* Work to complete *
Within the material below, find each line bearing the word "Blatt" and present it.

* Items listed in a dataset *
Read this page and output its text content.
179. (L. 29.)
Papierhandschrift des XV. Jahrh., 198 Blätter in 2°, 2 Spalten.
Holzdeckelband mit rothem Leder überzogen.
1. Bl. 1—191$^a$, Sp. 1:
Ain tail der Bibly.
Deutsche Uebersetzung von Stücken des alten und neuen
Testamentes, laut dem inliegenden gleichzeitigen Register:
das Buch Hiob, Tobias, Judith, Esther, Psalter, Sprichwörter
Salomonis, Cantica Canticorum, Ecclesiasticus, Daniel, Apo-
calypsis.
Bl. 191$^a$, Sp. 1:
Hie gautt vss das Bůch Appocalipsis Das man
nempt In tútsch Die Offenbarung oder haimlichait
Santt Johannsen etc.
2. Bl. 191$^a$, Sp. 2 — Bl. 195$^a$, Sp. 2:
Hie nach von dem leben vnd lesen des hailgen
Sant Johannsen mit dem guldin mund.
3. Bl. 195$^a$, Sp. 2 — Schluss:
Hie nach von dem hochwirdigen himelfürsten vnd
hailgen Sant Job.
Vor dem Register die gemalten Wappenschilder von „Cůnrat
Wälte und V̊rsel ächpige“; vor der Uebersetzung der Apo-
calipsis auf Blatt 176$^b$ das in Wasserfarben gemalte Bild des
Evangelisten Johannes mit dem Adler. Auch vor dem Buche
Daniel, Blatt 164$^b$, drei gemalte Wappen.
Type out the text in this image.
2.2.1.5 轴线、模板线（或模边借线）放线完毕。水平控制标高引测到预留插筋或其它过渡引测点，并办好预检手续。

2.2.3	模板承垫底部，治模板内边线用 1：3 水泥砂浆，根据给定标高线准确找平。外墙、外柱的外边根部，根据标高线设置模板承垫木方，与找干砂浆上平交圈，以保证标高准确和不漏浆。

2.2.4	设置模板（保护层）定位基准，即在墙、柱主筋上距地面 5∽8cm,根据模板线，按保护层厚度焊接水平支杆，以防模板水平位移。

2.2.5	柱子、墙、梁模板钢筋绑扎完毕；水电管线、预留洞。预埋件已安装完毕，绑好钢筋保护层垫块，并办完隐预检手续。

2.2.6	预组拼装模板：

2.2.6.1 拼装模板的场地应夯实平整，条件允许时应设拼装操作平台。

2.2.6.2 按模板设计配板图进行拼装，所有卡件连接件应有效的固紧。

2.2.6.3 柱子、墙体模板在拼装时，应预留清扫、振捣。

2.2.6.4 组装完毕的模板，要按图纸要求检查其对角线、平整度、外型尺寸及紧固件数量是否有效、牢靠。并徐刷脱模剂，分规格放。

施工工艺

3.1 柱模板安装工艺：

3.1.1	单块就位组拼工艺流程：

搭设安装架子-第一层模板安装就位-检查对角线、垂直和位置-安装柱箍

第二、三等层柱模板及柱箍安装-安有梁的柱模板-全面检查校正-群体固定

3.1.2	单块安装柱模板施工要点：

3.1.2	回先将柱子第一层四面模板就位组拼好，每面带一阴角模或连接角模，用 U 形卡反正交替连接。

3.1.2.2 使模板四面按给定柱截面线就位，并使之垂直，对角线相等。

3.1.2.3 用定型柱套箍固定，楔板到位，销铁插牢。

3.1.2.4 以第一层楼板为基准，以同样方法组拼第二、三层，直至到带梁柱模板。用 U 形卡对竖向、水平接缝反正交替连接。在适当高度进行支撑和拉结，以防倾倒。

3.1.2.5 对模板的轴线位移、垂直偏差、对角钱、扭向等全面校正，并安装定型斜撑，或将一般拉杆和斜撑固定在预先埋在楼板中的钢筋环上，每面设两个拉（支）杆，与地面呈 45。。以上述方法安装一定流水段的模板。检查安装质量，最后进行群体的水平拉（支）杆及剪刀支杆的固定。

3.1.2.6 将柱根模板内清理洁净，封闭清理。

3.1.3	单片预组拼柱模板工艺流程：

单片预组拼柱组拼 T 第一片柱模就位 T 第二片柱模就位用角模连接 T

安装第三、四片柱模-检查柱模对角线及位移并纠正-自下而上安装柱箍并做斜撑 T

* Solution for this problem *
calipsis auf Blatt 176$^b$ das in Wasserfarben gemalte Bild des
Daniel, Blatt 164$^b$, drei gemalte Wappen.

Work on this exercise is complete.